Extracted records
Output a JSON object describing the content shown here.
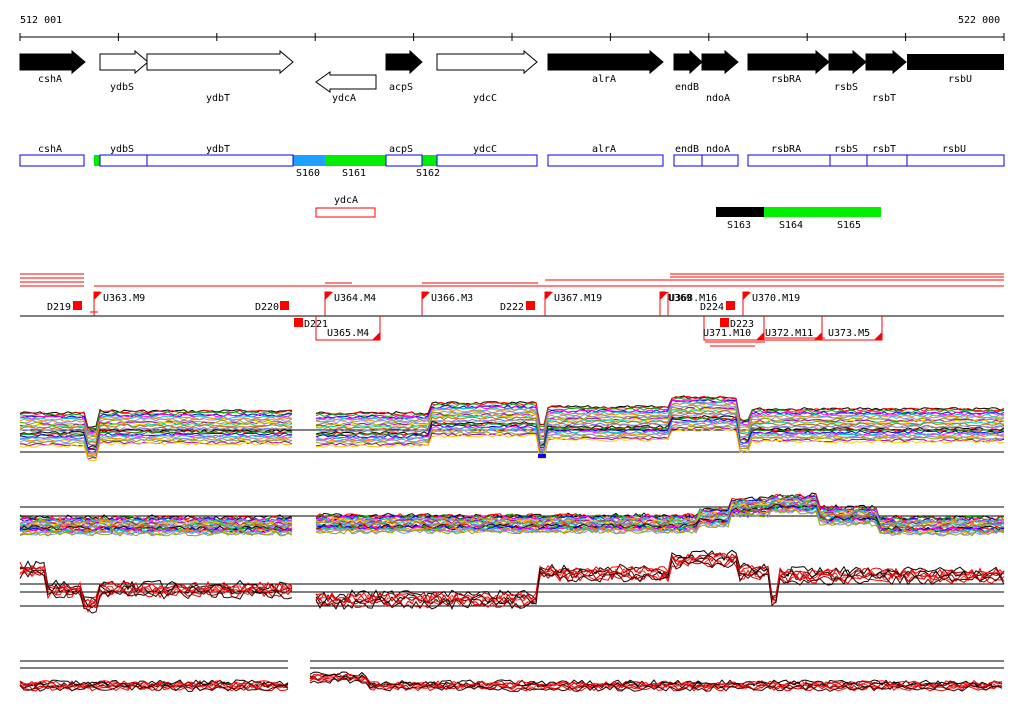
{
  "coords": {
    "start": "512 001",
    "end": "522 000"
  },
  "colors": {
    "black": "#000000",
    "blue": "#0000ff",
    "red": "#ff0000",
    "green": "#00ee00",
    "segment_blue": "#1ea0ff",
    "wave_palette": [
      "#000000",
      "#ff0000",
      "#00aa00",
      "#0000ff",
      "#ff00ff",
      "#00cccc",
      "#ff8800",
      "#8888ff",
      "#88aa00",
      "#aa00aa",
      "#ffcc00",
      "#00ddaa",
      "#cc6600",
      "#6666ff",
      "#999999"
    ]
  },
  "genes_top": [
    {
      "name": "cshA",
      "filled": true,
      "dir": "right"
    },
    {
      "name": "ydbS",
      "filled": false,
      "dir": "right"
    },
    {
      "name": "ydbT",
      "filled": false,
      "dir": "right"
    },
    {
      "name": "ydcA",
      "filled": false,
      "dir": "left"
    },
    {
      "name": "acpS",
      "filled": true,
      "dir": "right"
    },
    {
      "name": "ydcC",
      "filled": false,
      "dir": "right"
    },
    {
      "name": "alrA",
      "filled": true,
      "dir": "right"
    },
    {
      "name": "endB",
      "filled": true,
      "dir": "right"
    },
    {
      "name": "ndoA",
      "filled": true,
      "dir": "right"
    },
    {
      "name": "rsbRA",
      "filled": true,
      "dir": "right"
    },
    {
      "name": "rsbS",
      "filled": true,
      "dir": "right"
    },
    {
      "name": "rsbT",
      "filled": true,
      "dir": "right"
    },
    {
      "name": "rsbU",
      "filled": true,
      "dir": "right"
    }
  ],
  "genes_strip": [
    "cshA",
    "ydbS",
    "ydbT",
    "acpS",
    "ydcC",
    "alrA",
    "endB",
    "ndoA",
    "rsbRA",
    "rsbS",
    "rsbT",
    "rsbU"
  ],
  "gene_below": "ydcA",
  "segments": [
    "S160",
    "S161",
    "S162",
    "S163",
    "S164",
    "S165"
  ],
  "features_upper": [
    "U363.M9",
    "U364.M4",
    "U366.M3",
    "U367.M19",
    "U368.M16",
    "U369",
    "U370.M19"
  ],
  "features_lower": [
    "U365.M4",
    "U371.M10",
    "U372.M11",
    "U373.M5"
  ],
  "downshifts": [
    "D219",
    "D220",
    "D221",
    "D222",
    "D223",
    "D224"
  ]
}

Exercise prompt -> Could you print the data exactly as it appears and keep the pictures out?

Response below ->
Output a JSON object describing the content shown here.
{
  "coords": {
    "start": "512 001",
    "end": "522 000"
  },
  "colors": {
    "black": "#000000",
    "blue": "#0000ff",
    "red": "#ff0000",
    "green": "#00ee00",
    "segment_blue": "#1ea0ff",
    "wave_palette": [
      "#000000",
      "#ff0000",
      "#00aa00",
      "#0000ff",
      "#ff00ff",
      "#00cccc",
      "#ff8800",
      "#8888ff",
      "#88aa00",
      "#aa00aa",
      "#ffcc00",
      "#00ddaa",
      "#cc6600",
      "#6666ff",
      "#999999"
    ]
  },
  "genes_top": [
    {
      "name": "cshA",
      "filled": true,
      "dir": "right"
    },
    {
      "name": "ydbS",
      "filled": false,
      "dir": "right"
    },
    {
      "name": "ydbT",
      "filled": false,
      "dir": "right"
    },
    {
      "name": "ydcA",
      "filled": false,
      "dir": "left"
    },
    {
      "name": "acpS",
      "filled": true,
      "dir": "right"
    },
    {
      "name": "ydcC",
      "filled": false,
      "dir": "right"
    },
    {
      "name": "alrA",
      "filled": true,
      "dir": "right"
    },
    {
      "name": "endB",
      "filled": true,
      "dir": "right"
    },
    {
      "name": "ndoA",
      "filled": true,
      "dir": "right"
    },
    {
      "name": "rsbRA",
      "filled": true,
      "dir": "right"
    },
    {
      "name": "rsbS",
      "filled": true,
      "dir": "right"
    },
    {
      "name": "rsbT",
      "filled": true,
      "dir": "right"
    },
    {
      "name": "rsbU",
      "filled": true,
      "dir": "right"
    }
  ],
  "genes_strip": [
    "cshA",
    "ydbS",
    "ydbT",
    "acpS",
    "ydcC",
    "alrA",
    "endB",
    "ndoA",
    "rsbRA",
    "rsbS",
    "rsbT",
    "rsbU"
  ],
  "gene_below": "ydcA",
  "segments": [
    "S160",
    "S161",
    "S162",
    "S163",
    "S164",
    "S165"
  ],
  "features_upper": [
    "U363.M9",
    "U364.M4",
    "U366.M3",
    "U367.M19",
    "U368.M16",
    "U369",
    "U370.M19"
  ],
  "features_lower": [
    "U365.M4",
    "U371.M10",
    "U372.M11",
    "U373.M5"
  ],
  "downshifts": [
    "D219",
    "D220",
    "D221",
    "D222",
    "D223",
    "D224"
  ]
}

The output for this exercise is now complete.